▶ ВАШЕ ЗАДАНИЕ
Продолжите приведенный ниже текст о Тоцких атомных учениях, начав сразу после его последнего предложения.

▶ ТЕКСТОВЫЙ ФРАГМЕНТ

****************

При этом считаю огромной ошибкой решение тогдашнего руководства страны провести атомные учения именно в оренбургских степях. Тот аргумент, что Тоцкий район по рельефу похож на Германию, где предполагалось начало Третьей мировой войны – атомной, не просто неубедителен, он циничен по отношению к собственному народу.

– «Маршал Победы» Жуков мог бы отказаться от руководства испытаниями, ничем не рискуя. Его облик как-то меркнет для многих, кто узнаёт о его роли в тоцкой катастрофе. Помнится, то же произошло со мной у памятного знака на годовщине взрыва, когда мнение о вынужденной необходимости испытаний убеждённо высказал митрополит Леонтий, человек, вызывавший уважение.

****************

▶ ИСХОДНЫЕ ДАННЫЕ

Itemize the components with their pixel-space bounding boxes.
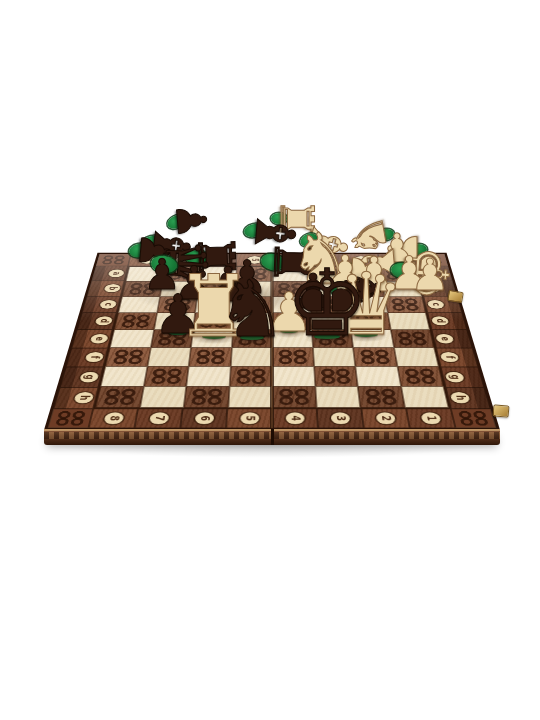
board-square bbox=[110, 330, 154, 348]
board-square bbox=[95, 386, 143, 407]
board-front-edge bbox=[44, 429, 500, 445]
board-square bbox=[349, 313, 390, 330]
board-square bbox=[233, 313, 272, 330]
board-square bbox=[272, 366, 315, 386]
coordinate-label: f bbox=[84, 352, 104, 362]
board-square bbox=[387, 313, 430, 330]
board-square bbox=[199, 267, 236, 282]
green-felt-base bbox=[243, 222, 265, 239]
board-square bbox=[197, 281, 235, 296]
border-cell: 4 bbox=[272, 254, 308, 266]
board-square bbox=[384, 297, 425, 313]
border-cell: f bbox=[66, 348, 108, 367]
coordinate-label: 6 bbox=[194, 412, 214, 424]
green-felt-base bbox=[271, 213, 287, 224]
product-photo-stage: 87654321 87654321 abcdefgh abcdefgh ♜♟♝♞… bbox=[0, 0, 540, 720]
board-square bbox=[228, 386, 272, 407]
front-edge-seam bbox=[271, 429, 274, 445]
border-cell: 6 bbox=[200, 254, 237, 266]
border-cell: 7 bbox=[164, 254, 201, 266]
coordinate-label: g bbox=[445, 372, 465, 383]
board-square bbox=[272, 386, 316, 407]
coordinate-label: 1 bbox=[420, 412, 441, 424]
board-square bbox=[315, 386, 360, 407]
border-cell: 4 bbox=[272, 409, 318, 428]
coordinate-label: d bbox=[431, 317, 450, 326]
board-square bbox=[186, 366, 230, 386]
board-square bbox=[379, 267, 418, 282]
chess-board: 87654321 87654321 abcdefgh abcdefgh bbox=[44, 253, 500, 430]
coordinate-label: 2 bbox=[375, 412, 396, 424]
board-square bbox=[390, 330, 434, 348]
green-felt-base bbox=[140, 233, 165, 252]
board-square bbox=[229, 366, 272, 386]
border-cell: 1 bbox=[378, 254, 416, 266]
board-square bbox=[126, 267, 165, 282]
board-square bbox=[195, 297, 234, 313]
coordinate-label: g bbox=[79, 372, 99, 383]
border-cell: 2 bbox=[343, 254, 380, 266]
border-cell: g bbox=[441, 367, 485, 387]
board-corner bbox=[48, 409, 94, 428]
border-cell: h bbox=[446, 387, 491, 409]
green-felt-base bbox=[298, 231, 319, 248]
board-square bbox=[351, 330, 394, 348]
border-cell: 6 bbox=[180, 409, 227, 428]
coordinate-label: 1 bbox=[389, 256, 405, 263]
board-square bbox=[105, 348, 150, 367]
coordinate-label: h bbox=[450, 392, 471, 403]
border-cell: 1 bbox=[406, 409, 455, 428]
border-cell: d bbox=[77, 312, 117, 329]
board-square bbox=[358, 386, 405, 407]
border-cell: g bbox=[60, 367, 104, 387]
board-square bbox=[355, 366, 400, 386]
board-square bbox=[184, 386, 229, 407]
board-square bbox=[157, 297, 197, 313]
board-square bbox=[394, 348, 439, 367]
chess-piece-light-rook-lying: ♜ bbox=[274, 196, 320, 242]
border-cell: 5 bbox=[236, 254, 272, 266]
coordinate-label: 8 bbox=[139, 256, 155, 263]
coordinate-label: 6 bbox=[211, 256, 226, 263]
border-cell: 5 bbox=[226, 409, 272, 428]
board-square bbox=[347, 297, 387, 313]
brass-clasp bbox=[493, 404, 510, 417]
board-square bbox=[353, 348, 397, 367]
board-square bbox=[234, 297, 272, 313]
chess-piece-dark-pawn-lying: ♟ bbox=[170, 199, 213, 242]
board-square bbox=[313, 348, 356, 367]
fold-seam bbox=[270, 254, 274, 428]
board-square bbox=[308, 267, 345, 282]
border-cell: e bbox=[71, 330, 112, 348]
border-cell: f bbox=[436, 348, 478, 367]
board-square bbox=[114, 313, 157, 330]
board-square bbox=[193, 313, 233, 330]
board-square bbox=[272, 267, 309, 282]
border-cell: h bbox=[53, 387, 98, 409]
border-cell: 3 bbox=[307, 254, 344, 266]
board-square bbox=[272, 313, 311, 330]
board-square bbox=[191, 330, 233, 348]
coordinate-label: e bbox=[90, 334, 109, 343]
green-felt-base bbox=[165, 213, 186, 231]
coordinate-label: b bbox=[423, 284, 441, 292]
board-square bbox=[272, 348, 314, 367]
coordinate-label: a bbox=[108, 269, 125, 277]
board-corner bbox=[413, 254, 448, 266]
board-square bbox=[272, 297, 310, 313]
border-cell: a bbox=[91, 266, 127, 281]
coordinate-label: a bbox=[419, 269, 436, 277]
coordinate-label: 2 bbox=[353, 256, 369, 263]
board-square bbox=[314, 366, 358, 386]
board-square bbox=[140, 386, 187, 407]
board-square bbox=[401, 386, 449, 407]
coordinate-label: 3 bbox=[318, 256, 333, 263]
board-square bbox=[101, 366, 147, 386]
board-square bbox=[231, 330, 272, 348]
board-square bbox=[122, 281, 162, 296]
board-square bbox=[160, 281, 199, 296]
board-square bbox=[147, 348, 191, 367]
board-corner bbox=[96, 254, 131, 266]
border-cell: d bbox=[427, 312, 467, 329]
brass-clasp bbox=[447, 290, 464, 303]
border-cell: a bbox=[416, 266, 452, 281]
board-square bbox=[345, 281, 384, 296]
border-cell: b bbox=[87, 281, 125, 296]
coordinate-label: e bbox=[435, 334, 454, 343]
board-square bbox=[235, 267, 272, 282]
border-cell: 8 bbox=[88, 409, 137, 428]
board-square bbox=[118, 297, 159, 313]
coordinate-label: b bbox=[104, 284, 122, 292]
coordinate-label: c bbox=[99, 300, 117, 308]
coordinate-label: d bbox=[95, 317, 114, 326]
border-cell: 2 bbox=[361, 409, 409, 428]
coordinate-label: c bbox=[427, 300, 445, 308]
board-square bbox=[162, 267, 200, 282]
border-cell: c bbox=[82, 296, 121, 312]
board-square bbox=[230, 348, 272, 367]
coordinate-label: 8 bbox=[103, 412, 124, 424]
board-square bbox=[150, 330, 193, 348]
coordinate-label: 5 bbox=[240, 412, 259, 424]
green-felt-base bbox=[377, 227, 395, 241]
coordinate-label: 7 bbox=[175, 256, 191, 263]
board-square bbox=[309, 297, 348, 313]
board-square bbox=[272, 281, 309, 296]
board-square bbox=[311, 330, 353, 348]
board-square bbox=[397, 366, 443, 386]
board-square bbox=[382, 281, 422, 296]
border-cell: 8 bbox=[128, 254, 166, 266]
coordinate-label: 5 bbox=[247, 256, 262, 263]
coordinate-label: 4 bbox=[282, 256, 297, 263]
border-cell: 7 bbox=[134, 409, 182, 428]
coordinate-label: f bbox=[440, 352, 460, 362]
board-square bbox=[143, 366, 188, 386]
board-square bbox=[272, 330, 313, 348]
border-cell: e bbox=[432, 330, 473, 348]
board-square bbox=[154, 313, 195, 330]
board-square bbox=[310, 313, 350, 330]
coordinate-label: 7 bbox=[148, 412, 169, 424]
border-cell: 3 bbox=[317, 409, 364, 428]
board-square bbox=[189, 348, 232, 367]
board-square bbox=[309, 281, 347, 296]
board-square bbox=[343, 267, 381, 282]
board-corner bbox=[451, 409, 497, 428]
coordinate-label: h bbox=[73, 392, 94, 403]
coordinate-label: 4 bbox=[285, 412, 304, 424]
board-square bbox=[235, 281, 272, 296]
coordinate-label: 3 bbox=[330, 412, 350, 424]
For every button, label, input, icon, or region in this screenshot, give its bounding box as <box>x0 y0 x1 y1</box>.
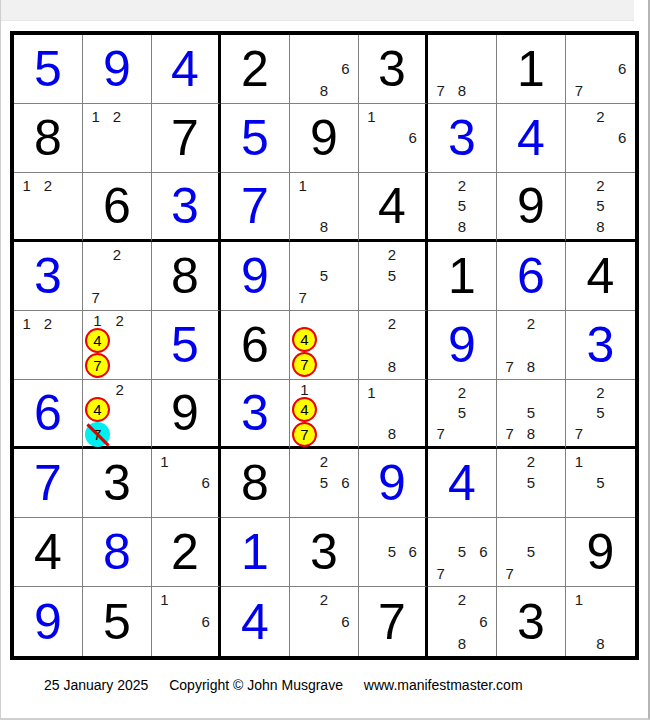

****************

▶ ОТВЕТ НА ЗАДАНИЕ
– Георгий Константинович был, прежде всего, солдатом и, как любой солдат, жил по уставу. А устав гласит: приказы не обсуждаются, приказы выполняются. Если не согласен с приказом, сначала выполни его, потом обжалуй. Отказался бы Жуков – назначили бы другого маршала. Вот только если бы Жуков не взял на себя командование Тоцкими учениями, боюсь, 14 сентября 1954 года были бы не только косвенные, но и прямые жертвы атомного взрыва. Но в ходе подготовки и организации этих учений было продумано всё до мелочей. Отдельно – безопасность военнослужащих (они занимали позиции на максимально возможном в пределах Тоцкого полигона расстоянии от эпицентра и были обеспечены противогазами и общевойсковыми защитными комплектами – ОЗК) и мирного населения, которое эвакуировалось. Жителям многих сёл были даже построены новые дома в отдалении от эпицентра. Иное дело, что строились они на неудобьях, и люди со временем возвращались в свои родные деревни…

А владыка Леонтий для меня лично – святой человек, мудрый учитель, настоящий христианин и при этом патриот России. И я скорее соглашусь с его мнением, чем с любым другим.

– Ваше первое впечатление от картины испытаний на фото и в жизни?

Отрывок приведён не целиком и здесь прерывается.